◆ **Goal of the exercise**: Pull every line containing the word "this" from the records.

Saved data entries

------------------------------

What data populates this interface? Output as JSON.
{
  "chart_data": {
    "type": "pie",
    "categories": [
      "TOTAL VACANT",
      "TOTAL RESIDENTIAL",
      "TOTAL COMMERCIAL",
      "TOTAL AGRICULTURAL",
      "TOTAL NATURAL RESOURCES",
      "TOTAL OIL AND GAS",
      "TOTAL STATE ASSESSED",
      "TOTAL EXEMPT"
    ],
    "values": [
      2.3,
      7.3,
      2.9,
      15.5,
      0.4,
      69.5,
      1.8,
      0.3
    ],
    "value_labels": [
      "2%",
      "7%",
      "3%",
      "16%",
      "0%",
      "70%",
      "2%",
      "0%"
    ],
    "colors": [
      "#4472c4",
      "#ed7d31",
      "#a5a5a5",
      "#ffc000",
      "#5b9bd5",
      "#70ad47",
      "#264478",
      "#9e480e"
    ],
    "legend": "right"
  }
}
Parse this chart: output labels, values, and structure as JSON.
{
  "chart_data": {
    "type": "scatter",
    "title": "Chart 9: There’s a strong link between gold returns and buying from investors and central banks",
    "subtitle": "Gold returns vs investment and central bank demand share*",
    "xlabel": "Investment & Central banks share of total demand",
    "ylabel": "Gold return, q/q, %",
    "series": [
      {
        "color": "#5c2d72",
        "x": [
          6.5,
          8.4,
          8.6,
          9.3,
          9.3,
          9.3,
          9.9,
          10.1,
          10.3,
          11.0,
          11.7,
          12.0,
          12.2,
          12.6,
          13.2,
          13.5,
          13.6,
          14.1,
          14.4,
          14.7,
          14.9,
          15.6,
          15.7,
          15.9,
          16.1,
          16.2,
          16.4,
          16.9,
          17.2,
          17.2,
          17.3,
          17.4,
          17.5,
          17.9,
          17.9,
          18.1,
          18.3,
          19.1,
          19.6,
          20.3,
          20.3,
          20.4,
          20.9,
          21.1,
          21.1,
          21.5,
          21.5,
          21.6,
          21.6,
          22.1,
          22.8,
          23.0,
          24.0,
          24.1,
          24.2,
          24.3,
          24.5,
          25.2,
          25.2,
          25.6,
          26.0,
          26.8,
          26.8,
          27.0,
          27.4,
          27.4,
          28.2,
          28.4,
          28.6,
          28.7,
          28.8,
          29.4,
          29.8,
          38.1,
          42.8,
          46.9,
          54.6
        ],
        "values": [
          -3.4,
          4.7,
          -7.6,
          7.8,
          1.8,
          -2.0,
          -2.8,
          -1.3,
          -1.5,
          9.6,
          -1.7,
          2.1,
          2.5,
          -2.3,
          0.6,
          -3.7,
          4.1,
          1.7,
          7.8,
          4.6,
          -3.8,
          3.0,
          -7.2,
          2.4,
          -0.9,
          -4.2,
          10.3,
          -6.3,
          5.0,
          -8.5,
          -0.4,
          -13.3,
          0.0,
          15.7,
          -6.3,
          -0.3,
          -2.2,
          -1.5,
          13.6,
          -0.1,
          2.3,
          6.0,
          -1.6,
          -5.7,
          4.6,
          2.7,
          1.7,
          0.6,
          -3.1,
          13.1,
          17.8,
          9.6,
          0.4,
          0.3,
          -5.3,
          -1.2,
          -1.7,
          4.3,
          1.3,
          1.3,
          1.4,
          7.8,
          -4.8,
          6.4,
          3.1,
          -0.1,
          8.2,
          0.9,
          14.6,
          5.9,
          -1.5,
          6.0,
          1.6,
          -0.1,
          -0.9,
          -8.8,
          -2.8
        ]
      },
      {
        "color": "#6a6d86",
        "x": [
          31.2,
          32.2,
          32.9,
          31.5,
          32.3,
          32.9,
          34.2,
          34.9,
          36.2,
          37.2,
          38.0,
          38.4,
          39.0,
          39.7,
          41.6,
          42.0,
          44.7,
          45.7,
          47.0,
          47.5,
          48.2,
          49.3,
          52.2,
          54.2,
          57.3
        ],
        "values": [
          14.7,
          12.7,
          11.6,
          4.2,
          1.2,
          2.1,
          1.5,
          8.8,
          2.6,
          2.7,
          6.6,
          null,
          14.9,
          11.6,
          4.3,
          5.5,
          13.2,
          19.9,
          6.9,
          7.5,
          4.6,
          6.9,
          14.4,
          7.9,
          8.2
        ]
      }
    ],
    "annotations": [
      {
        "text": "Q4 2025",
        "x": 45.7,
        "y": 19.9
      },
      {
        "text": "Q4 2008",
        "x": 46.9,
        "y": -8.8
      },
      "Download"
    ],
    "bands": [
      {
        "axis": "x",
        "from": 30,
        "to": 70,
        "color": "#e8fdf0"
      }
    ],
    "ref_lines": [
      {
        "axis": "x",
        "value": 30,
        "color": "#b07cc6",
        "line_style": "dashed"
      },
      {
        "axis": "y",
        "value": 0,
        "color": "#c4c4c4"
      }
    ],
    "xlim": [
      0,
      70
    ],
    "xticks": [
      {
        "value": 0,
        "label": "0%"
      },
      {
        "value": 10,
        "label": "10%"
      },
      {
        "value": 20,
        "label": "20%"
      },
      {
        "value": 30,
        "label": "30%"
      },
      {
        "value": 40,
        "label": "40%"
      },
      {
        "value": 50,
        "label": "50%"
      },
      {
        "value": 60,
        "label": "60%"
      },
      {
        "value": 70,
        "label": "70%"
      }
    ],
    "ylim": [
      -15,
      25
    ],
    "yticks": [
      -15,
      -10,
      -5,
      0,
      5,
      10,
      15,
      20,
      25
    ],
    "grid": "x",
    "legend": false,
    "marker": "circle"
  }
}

------------------------------

◆ **Correct output**:
What data populates this interface? Output as JSON.
Parse this chart: output labels, values, and structure as JSON.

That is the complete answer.